= The exercise =
Select all lines in the records that include "Britain".

= Working data =

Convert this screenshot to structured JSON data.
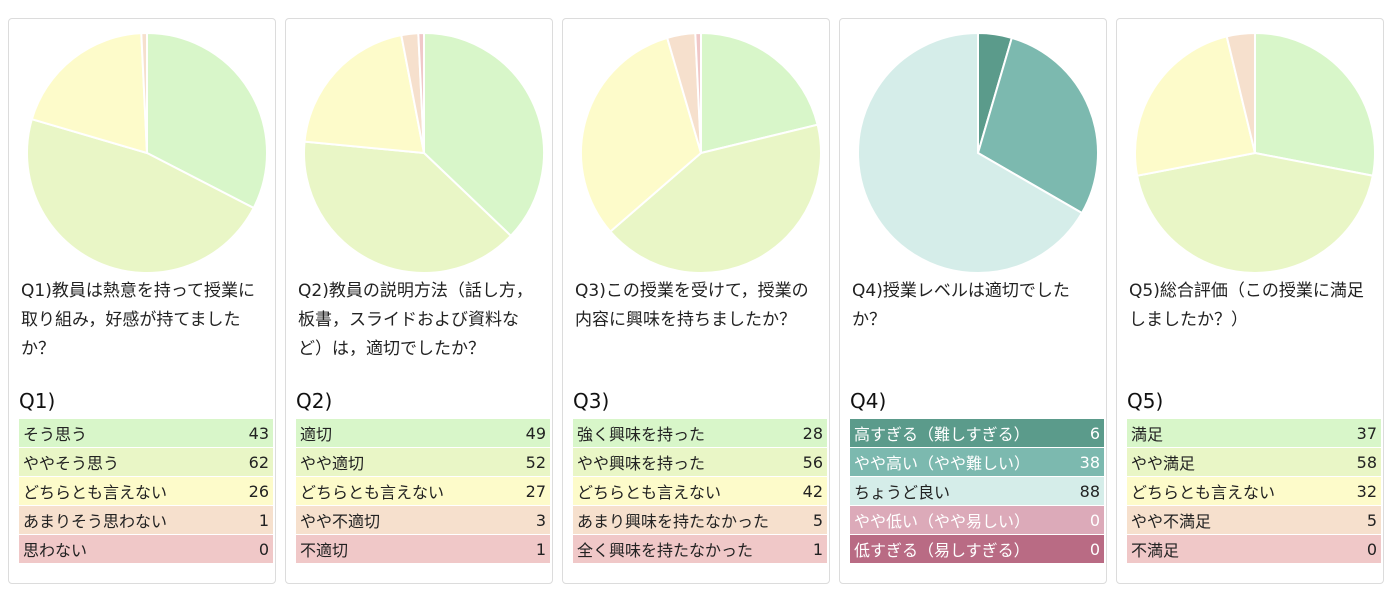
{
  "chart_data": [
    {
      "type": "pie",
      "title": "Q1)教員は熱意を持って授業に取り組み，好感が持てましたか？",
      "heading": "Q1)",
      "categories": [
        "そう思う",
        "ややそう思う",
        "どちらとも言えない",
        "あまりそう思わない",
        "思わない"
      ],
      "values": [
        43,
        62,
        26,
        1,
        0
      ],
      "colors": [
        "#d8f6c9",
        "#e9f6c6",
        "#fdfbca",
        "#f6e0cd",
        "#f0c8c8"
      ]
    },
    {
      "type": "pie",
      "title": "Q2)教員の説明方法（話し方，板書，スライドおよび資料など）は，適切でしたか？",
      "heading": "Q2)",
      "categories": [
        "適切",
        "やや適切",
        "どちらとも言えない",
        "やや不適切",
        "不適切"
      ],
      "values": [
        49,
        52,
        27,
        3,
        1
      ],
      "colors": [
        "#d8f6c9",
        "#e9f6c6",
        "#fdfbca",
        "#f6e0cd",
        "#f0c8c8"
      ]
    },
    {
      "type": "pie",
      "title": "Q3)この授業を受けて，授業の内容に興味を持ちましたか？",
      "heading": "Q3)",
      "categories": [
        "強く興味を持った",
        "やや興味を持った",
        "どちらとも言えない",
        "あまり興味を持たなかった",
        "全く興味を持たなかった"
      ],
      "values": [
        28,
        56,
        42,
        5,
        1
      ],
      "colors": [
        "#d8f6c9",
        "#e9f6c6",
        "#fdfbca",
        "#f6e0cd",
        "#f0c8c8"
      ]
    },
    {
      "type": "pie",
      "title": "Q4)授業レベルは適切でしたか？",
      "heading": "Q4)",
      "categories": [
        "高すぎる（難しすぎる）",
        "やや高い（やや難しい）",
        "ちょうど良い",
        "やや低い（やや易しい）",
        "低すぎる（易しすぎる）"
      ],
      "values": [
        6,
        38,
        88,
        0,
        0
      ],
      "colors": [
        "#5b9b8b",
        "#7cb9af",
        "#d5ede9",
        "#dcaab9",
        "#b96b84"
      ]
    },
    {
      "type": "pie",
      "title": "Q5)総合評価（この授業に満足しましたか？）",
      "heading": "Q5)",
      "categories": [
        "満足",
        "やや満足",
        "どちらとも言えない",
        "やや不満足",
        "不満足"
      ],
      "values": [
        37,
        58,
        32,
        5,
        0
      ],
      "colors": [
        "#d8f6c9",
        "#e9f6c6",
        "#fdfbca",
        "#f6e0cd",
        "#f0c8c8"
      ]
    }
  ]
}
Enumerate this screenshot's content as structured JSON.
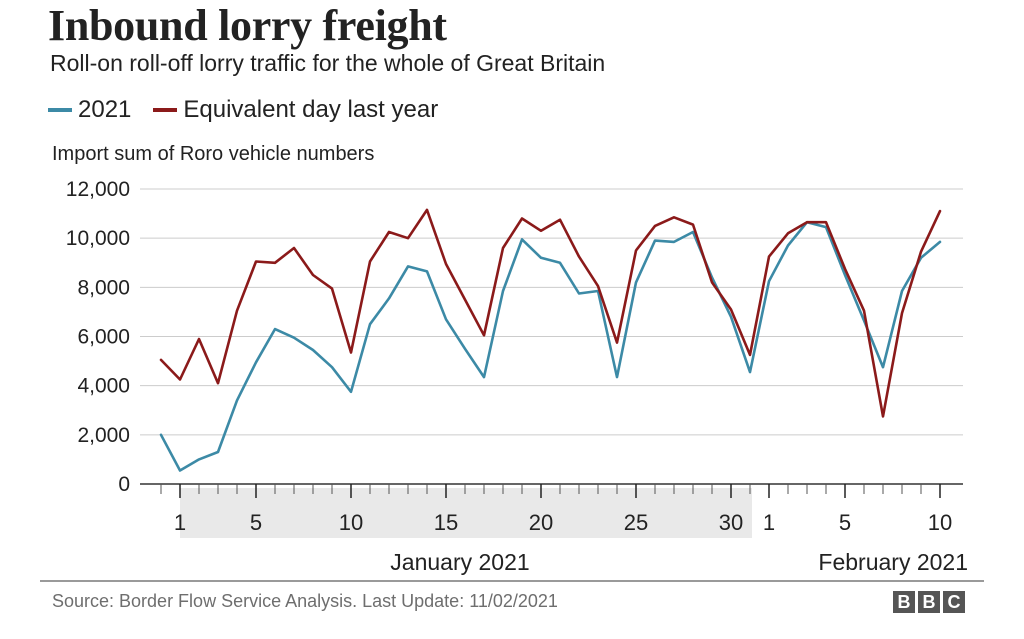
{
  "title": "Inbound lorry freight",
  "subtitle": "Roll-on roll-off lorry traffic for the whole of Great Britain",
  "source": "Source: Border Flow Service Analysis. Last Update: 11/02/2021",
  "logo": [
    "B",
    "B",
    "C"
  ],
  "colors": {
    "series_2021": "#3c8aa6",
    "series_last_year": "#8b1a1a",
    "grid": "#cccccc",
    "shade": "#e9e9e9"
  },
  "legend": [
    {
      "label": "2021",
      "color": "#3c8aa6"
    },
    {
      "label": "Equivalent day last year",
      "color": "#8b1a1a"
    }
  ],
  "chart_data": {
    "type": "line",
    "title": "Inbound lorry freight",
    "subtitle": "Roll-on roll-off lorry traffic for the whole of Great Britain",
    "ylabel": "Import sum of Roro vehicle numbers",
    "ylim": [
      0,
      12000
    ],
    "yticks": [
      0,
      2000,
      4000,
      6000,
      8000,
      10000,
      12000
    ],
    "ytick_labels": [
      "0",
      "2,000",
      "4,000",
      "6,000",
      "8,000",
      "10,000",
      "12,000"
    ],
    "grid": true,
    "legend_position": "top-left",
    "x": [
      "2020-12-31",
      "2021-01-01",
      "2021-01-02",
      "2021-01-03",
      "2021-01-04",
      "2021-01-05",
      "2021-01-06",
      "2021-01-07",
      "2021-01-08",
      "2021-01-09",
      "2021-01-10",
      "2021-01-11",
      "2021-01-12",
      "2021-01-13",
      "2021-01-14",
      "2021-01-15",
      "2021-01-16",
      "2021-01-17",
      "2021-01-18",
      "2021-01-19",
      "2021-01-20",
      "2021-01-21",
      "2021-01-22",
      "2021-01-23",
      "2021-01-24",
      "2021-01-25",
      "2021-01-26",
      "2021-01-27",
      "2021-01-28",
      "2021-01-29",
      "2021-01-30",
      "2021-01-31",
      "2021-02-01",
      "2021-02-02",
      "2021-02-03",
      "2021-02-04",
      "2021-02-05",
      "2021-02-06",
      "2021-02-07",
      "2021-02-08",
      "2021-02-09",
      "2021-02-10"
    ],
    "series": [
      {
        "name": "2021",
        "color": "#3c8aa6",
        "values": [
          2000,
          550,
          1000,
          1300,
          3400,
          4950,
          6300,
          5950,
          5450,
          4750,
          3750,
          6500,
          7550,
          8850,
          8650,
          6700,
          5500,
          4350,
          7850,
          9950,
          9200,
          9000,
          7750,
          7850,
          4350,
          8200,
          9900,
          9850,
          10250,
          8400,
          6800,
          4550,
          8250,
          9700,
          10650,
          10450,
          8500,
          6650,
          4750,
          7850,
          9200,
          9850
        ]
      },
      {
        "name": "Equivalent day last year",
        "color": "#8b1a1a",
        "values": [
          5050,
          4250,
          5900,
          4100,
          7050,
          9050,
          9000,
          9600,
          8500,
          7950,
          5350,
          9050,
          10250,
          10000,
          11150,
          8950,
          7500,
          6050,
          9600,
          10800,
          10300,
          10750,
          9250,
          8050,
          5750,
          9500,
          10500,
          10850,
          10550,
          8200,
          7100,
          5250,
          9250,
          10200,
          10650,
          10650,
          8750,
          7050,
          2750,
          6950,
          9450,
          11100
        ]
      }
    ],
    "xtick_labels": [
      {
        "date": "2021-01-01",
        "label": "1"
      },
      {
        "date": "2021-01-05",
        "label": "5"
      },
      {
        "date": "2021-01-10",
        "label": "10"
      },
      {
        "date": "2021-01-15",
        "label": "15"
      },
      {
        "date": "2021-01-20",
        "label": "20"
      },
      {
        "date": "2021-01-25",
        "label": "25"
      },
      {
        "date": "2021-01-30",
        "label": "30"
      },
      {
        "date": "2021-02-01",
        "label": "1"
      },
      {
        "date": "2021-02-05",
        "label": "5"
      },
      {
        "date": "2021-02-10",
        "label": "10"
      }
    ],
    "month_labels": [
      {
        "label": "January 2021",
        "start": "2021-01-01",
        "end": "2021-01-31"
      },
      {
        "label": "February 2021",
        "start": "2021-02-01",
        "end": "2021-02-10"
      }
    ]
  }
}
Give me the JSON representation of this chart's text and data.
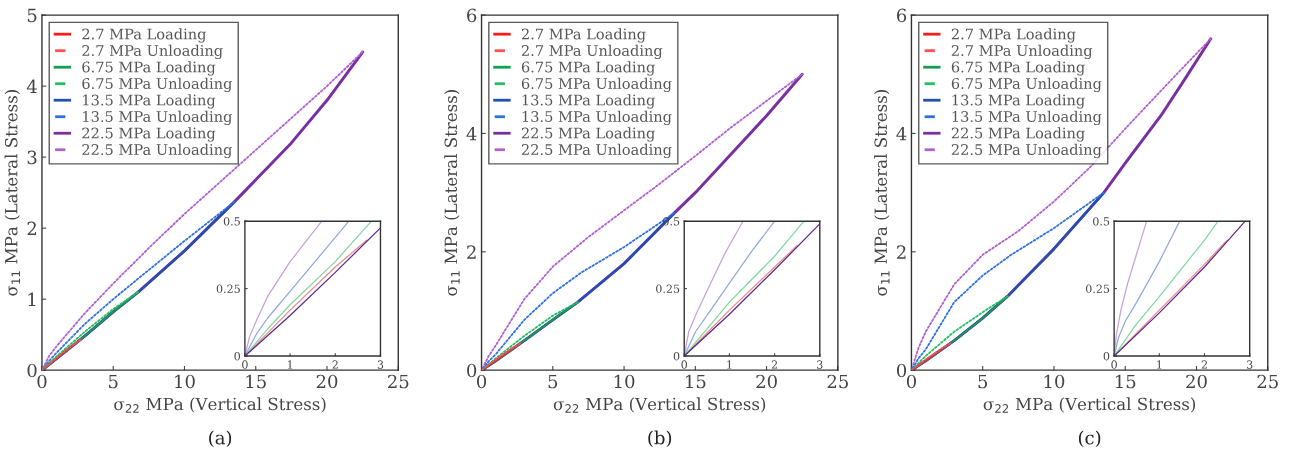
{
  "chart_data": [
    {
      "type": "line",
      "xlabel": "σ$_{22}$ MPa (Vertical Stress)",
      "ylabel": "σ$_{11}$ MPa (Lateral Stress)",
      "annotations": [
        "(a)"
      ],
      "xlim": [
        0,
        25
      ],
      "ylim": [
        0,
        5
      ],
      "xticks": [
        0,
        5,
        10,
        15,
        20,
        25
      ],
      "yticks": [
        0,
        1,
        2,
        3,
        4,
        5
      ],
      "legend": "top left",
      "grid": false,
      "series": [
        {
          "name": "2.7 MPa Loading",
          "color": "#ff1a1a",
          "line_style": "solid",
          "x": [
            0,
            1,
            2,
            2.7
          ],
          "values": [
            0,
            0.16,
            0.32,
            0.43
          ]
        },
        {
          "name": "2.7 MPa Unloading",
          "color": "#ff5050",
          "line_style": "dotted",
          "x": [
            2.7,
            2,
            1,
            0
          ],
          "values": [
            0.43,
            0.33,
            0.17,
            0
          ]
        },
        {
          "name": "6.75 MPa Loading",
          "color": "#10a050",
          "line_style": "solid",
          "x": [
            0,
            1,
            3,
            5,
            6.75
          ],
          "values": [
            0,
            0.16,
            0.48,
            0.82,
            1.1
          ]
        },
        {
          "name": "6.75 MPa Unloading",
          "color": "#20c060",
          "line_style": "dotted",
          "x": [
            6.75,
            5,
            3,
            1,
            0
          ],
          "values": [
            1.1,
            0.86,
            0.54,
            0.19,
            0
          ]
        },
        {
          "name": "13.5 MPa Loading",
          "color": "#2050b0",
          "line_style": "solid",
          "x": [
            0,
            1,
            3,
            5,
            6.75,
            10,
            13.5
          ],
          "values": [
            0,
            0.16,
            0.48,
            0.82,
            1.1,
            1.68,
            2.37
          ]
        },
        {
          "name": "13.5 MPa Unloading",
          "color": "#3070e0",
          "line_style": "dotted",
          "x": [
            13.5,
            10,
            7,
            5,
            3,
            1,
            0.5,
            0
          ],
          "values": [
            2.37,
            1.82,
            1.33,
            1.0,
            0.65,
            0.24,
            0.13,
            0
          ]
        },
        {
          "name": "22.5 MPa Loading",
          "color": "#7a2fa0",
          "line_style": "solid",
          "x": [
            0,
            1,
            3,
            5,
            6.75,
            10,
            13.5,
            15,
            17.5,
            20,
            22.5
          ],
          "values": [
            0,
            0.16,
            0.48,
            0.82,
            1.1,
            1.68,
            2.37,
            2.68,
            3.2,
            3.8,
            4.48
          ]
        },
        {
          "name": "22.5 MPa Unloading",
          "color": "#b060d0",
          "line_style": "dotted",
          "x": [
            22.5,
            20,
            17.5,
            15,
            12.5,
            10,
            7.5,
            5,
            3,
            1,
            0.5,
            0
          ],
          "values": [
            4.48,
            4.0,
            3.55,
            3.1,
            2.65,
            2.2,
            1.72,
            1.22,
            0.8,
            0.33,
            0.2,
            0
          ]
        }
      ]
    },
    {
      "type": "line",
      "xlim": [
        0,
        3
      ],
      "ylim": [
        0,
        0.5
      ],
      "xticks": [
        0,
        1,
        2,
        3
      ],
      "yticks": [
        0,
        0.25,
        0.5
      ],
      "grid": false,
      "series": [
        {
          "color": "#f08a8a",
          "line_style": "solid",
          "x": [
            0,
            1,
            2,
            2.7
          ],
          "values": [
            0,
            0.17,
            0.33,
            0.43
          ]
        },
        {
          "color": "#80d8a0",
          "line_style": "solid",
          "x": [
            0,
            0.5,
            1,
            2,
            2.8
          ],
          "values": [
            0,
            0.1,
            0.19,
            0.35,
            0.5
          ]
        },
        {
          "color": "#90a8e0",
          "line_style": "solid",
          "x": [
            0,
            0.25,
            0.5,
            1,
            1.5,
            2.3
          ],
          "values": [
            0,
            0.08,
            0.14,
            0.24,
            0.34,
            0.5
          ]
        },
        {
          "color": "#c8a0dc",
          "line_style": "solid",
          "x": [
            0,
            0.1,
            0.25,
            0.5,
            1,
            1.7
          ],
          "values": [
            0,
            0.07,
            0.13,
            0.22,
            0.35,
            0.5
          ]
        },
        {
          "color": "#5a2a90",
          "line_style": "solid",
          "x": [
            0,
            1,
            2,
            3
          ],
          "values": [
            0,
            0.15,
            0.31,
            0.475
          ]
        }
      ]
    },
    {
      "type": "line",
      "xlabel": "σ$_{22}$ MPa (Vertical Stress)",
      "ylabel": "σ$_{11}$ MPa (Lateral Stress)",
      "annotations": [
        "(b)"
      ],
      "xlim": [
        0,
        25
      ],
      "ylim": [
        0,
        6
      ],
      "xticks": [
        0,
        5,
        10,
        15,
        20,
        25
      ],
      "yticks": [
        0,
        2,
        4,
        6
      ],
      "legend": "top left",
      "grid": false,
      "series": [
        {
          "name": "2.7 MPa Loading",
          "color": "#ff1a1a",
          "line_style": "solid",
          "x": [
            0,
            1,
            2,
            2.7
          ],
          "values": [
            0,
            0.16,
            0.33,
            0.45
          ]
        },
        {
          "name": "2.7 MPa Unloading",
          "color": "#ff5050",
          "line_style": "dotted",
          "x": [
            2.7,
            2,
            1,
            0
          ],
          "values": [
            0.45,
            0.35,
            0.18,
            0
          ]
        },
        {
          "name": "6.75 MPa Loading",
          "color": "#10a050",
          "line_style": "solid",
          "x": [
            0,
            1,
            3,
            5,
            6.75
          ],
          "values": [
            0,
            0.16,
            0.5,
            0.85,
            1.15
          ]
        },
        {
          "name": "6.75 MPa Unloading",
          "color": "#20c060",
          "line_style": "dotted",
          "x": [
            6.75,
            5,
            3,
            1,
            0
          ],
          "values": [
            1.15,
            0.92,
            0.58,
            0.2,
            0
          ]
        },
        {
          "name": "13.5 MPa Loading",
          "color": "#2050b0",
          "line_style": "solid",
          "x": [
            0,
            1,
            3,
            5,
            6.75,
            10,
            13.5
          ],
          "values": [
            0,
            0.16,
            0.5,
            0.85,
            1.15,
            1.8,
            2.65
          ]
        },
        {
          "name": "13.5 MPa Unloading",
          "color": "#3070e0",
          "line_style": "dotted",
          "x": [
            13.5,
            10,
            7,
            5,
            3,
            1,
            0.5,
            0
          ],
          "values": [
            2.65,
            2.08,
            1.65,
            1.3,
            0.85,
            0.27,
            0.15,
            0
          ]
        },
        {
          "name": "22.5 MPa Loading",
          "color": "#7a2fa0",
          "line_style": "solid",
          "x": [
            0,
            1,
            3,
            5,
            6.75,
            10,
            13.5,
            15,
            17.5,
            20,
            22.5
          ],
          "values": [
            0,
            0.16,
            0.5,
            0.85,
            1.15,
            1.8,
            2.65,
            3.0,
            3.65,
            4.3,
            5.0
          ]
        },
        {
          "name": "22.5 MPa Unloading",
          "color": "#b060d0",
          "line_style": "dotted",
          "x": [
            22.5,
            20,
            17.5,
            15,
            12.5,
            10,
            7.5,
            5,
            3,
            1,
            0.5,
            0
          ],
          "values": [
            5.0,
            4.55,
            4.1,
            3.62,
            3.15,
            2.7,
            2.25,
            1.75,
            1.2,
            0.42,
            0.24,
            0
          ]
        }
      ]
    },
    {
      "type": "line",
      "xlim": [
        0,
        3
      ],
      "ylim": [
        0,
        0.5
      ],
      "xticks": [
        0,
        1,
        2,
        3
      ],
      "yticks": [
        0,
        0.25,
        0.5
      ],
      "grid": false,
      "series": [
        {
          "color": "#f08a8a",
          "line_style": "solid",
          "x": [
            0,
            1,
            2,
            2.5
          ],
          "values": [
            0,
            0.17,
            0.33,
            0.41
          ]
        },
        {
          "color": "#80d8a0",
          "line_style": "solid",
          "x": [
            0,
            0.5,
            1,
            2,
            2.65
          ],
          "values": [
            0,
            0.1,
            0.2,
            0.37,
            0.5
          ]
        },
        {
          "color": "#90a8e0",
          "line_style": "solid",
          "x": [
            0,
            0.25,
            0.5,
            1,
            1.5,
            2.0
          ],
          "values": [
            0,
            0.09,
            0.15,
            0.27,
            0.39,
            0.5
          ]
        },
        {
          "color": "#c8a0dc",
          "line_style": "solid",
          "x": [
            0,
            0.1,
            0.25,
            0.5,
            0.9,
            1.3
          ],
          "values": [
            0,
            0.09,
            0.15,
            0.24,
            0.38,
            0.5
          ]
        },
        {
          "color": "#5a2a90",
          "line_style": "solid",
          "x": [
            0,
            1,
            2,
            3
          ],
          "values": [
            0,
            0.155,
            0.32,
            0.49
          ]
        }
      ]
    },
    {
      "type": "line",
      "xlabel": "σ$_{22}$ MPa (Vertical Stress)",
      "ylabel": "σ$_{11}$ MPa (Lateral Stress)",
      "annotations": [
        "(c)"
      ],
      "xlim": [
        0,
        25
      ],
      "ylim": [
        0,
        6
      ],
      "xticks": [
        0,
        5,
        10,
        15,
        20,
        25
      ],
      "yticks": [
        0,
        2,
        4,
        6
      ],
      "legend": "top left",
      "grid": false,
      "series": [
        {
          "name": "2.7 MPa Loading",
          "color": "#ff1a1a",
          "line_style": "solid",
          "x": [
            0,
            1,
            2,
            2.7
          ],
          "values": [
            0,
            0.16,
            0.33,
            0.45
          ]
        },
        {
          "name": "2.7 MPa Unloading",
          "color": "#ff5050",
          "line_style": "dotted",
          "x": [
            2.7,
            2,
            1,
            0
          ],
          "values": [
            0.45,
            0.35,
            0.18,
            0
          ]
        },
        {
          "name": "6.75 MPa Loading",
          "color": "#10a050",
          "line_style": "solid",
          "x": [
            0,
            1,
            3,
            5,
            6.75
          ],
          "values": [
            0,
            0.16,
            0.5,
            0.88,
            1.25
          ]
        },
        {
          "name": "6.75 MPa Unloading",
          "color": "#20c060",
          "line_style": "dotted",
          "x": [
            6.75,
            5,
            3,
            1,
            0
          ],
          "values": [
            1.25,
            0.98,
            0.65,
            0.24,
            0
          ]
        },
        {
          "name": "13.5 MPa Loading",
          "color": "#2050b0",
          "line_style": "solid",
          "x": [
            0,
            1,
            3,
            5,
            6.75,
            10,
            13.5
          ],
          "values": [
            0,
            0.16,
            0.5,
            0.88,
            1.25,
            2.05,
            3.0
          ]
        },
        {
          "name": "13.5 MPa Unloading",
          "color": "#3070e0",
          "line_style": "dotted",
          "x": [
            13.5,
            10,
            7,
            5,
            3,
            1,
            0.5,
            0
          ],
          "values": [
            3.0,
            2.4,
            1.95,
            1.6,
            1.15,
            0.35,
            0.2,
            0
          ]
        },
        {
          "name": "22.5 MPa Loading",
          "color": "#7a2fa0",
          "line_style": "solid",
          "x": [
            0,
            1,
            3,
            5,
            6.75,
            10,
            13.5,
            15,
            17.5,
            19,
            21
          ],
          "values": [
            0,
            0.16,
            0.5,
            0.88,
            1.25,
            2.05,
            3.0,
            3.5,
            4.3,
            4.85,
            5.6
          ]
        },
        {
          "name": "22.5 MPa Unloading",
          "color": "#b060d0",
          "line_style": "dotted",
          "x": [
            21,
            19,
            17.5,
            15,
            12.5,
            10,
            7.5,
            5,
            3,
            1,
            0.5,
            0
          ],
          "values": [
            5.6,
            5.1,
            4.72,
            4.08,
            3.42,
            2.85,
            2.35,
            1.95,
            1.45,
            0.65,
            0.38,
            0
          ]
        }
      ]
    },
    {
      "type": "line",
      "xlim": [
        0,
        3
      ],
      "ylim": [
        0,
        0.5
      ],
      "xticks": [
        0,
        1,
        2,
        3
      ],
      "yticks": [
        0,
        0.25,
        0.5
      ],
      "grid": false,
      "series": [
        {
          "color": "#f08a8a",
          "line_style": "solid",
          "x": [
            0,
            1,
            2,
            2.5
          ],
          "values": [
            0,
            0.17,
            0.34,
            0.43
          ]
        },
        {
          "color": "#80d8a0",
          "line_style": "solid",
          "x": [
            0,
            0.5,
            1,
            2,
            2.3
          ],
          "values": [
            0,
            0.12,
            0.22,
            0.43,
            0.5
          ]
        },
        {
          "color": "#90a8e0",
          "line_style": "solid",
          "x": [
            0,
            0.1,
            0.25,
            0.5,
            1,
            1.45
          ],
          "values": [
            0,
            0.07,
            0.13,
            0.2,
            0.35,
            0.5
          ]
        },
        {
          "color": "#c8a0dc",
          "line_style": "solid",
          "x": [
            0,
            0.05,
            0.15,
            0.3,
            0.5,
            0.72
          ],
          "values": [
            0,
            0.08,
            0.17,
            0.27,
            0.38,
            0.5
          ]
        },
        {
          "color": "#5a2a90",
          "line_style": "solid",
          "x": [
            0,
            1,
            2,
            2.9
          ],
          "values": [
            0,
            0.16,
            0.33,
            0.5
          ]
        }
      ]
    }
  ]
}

= Answer to the task =
  "subtitle": "Roll-on roll-off lorry traffic for the whole of Great Britain",
    "subtitle": "Roll-on roll-off lorry traffic for the whole of Great Britain",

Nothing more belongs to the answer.